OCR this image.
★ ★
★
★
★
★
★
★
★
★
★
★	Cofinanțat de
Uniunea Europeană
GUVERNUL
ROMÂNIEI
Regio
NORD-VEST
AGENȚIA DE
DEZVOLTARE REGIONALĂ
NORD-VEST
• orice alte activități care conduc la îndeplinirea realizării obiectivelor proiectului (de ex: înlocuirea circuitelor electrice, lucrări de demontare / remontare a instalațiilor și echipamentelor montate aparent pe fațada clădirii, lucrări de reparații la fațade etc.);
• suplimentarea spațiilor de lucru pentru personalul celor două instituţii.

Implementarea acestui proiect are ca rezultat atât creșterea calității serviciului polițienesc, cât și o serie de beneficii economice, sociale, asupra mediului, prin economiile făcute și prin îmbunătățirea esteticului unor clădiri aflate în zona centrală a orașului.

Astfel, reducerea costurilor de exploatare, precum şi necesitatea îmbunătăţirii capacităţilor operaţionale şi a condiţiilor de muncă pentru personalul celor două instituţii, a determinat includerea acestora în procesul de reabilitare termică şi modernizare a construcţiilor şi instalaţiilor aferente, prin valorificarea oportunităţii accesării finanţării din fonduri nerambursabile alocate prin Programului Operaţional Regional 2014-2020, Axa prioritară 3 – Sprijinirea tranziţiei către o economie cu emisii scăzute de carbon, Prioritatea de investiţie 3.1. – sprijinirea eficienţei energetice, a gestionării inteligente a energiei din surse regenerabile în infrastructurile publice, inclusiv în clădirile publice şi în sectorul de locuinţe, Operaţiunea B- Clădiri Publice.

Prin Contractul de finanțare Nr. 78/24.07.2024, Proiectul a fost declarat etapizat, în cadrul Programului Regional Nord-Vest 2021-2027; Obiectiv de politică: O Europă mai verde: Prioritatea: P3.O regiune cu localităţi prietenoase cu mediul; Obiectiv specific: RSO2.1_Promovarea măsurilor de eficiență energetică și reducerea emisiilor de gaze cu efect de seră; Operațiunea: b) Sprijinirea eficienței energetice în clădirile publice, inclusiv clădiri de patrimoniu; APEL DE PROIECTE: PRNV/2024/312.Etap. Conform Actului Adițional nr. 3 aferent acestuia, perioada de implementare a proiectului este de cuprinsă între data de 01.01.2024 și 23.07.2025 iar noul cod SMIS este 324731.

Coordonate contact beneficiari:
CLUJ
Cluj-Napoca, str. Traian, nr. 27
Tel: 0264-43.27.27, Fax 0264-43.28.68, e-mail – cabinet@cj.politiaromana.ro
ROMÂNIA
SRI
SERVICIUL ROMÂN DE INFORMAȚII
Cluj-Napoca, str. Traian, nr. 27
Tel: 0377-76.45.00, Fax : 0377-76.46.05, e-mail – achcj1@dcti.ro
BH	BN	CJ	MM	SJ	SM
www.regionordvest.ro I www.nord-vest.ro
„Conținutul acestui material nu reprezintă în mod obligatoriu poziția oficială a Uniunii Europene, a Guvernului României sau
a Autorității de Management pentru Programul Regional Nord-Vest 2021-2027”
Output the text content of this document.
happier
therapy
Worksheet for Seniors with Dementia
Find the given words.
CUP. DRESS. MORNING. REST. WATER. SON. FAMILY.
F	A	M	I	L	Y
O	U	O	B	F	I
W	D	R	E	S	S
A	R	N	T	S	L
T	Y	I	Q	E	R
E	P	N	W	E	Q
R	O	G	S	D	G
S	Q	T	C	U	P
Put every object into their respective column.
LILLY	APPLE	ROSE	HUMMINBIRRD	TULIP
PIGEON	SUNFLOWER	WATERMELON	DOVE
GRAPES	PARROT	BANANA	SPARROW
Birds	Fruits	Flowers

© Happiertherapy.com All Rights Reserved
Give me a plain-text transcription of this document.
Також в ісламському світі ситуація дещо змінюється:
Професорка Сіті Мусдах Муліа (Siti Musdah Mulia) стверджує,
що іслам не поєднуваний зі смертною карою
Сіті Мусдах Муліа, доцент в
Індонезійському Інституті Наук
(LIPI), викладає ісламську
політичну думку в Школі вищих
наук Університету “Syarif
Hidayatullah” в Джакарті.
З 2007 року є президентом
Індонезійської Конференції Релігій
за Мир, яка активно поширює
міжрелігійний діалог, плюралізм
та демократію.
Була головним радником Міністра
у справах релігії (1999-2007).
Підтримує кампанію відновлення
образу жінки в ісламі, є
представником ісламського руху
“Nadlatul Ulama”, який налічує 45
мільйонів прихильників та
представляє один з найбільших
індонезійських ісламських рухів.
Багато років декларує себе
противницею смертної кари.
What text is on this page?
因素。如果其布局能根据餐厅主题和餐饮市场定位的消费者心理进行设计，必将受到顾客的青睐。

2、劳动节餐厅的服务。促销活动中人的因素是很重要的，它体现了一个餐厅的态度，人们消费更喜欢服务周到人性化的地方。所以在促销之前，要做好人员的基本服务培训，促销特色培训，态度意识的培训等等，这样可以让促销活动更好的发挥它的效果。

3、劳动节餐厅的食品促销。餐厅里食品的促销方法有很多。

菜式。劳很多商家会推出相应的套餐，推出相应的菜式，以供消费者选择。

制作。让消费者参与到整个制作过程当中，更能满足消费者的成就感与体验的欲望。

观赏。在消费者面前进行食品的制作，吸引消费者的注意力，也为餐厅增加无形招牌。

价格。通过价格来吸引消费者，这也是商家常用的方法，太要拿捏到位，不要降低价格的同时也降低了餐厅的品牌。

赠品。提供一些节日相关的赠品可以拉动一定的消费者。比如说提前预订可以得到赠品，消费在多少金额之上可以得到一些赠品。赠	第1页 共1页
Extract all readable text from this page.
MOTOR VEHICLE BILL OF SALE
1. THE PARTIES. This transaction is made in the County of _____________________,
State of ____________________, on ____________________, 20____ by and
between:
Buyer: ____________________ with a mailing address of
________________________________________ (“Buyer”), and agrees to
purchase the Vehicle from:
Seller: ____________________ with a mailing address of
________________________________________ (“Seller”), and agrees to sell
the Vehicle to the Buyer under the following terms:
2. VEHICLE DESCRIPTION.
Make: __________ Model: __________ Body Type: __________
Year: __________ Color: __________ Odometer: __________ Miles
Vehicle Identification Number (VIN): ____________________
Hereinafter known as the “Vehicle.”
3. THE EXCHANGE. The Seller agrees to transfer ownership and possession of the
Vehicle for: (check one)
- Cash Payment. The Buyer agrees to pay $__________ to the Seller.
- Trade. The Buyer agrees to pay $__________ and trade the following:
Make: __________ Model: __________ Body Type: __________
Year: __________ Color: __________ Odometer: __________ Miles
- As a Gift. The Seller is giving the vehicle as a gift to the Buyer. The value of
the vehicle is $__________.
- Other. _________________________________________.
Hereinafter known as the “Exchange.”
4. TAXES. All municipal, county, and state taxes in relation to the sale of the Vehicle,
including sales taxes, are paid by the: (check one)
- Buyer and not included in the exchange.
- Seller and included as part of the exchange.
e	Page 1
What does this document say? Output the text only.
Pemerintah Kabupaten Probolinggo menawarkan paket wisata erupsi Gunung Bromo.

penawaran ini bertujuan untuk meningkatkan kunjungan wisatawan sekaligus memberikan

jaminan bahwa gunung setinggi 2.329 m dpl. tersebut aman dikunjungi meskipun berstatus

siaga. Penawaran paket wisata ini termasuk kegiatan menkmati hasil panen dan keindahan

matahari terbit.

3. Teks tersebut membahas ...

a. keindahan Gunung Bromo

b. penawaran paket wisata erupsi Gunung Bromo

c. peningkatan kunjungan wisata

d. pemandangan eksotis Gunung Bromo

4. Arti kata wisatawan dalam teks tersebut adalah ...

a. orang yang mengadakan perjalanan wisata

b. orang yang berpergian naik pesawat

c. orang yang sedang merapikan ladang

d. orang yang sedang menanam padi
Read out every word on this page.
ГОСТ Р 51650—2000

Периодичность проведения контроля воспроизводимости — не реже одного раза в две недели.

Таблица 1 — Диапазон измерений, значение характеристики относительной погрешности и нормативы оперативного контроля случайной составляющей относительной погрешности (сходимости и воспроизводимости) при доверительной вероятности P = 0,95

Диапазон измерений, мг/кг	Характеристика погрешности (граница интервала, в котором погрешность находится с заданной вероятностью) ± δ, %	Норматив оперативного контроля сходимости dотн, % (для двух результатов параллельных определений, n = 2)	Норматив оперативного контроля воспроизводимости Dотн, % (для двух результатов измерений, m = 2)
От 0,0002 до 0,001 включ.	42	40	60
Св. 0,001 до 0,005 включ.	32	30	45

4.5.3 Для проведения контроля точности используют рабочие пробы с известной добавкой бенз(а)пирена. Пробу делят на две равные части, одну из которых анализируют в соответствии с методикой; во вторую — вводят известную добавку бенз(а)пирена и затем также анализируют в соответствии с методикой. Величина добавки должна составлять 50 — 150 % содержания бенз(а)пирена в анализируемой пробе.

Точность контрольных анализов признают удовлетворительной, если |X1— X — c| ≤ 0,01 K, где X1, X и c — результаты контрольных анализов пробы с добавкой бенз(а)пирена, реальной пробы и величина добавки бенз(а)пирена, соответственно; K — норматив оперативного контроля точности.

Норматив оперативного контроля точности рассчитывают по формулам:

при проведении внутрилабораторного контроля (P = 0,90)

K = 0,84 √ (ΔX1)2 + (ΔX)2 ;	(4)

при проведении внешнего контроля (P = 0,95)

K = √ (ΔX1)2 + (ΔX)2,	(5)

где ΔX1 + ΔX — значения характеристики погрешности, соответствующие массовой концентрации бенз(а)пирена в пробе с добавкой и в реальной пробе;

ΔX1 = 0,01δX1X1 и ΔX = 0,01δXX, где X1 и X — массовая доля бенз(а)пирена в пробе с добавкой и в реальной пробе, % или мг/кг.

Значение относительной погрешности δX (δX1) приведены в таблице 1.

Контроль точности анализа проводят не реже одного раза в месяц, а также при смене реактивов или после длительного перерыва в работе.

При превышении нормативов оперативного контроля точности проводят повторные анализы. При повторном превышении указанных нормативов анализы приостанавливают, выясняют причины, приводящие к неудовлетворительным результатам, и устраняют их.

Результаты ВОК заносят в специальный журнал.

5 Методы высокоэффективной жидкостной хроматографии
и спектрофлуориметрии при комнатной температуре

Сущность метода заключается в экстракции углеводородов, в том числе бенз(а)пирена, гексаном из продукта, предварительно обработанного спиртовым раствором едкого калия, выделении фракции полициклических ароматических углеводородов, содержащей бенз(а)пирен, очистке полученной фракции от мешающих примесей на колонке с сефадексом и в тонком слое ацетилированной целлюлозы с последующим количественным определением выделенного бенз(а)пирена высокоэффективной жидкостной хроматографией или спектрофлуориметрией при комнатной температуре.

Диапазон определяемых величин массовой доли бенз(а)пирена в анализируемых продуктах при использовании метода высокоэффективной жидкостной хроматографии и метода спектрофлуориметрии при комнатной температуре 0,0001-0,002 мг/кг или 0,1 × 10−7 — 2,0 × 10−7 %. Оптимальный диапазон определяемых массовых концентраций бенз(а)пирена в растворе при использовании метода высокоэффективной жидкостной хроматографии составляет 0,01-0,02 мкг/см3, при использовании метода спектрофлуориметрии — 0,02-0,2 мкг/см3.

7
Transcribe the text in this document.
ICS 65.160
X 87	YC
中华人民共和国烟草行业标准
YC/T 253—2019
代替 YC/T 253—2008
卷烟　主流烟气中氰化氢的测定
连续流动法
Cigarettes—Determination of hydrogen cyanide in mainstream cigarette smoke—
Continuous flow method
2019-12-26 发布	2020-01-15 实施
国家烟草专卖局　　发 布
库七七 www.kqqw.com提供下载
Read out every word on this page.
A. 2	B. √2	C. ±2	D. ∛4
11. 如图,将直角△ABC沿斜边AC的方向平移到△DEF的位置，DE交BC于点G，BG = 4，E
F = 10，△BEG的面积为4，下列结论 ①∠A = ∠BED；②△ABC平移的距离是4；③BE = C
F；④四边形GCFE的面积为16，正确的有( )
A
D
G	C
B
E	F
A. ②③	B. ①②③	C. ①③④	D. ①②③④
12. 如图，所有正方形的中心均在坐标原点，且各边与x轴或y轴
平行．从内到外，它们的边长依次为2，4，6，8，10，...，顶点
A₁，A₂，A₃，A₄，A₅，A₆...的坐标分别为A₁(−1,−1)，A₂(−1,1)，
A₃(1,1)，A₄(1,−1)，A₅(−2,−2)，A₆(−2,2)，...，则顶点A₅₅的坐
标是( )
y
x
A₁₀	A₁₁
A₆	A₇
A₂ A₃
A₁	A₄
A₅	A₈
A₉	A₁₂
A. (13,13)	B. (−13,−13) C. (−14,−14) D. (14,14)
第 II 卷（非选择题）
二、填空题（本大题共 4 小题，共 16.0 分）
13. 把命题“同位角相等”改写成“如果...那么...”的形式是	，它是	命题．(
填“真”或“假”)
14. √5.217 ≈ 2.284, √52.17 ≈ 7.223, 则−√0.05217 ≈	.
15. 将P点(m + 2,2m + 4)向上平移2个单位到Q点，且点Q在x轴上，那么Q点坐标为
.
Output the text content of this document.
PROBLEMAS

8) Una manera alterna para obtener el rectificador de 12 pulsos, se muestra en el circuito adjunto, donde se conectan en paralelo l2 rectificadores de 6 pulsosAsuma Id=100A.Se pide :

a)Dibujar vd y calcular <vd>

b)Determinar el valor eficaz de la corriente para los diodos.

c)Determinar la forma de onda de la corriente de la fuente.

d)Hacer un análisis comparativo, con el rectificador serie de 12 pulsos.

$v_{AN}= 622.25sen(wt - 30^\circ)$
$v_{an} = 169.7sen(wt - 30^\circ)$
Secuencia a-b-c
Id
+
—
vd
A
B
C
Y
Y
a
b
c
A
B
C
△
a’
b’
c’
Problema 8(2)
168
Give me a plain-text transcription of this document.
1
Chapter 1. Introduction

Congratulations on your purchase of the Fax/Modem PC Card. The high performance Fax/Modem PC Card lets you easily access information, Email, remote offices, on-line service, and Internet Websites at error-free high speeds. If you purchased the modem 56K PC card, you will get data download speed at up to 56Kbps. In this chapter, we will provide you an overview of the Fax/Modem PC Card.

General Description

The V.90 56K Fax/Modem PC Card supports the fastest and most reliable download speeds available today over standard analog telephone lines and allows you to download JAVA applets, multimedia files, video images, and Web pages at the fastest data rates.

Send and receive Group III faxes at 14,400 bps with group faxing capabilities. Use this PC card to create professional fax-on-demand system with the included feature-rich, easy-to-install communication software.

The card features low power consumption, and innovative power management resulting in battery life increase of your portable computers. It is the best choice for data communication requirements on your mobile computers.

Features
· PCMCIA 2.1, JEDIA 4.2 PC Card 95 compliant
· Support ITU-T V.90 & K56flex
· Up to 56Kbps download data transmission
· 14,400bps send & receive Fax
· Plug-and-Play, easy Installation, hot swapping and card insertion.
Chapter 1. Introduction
- - -
◆ GOAL
Isolate the lines above that contain the word "проведении" and copy them.

◆ ANSWER TO THIS EXERCISE
при проведении внутрилабораторного контроля (P = 0,90)
при проведении внешнего контроля (P = 0,95)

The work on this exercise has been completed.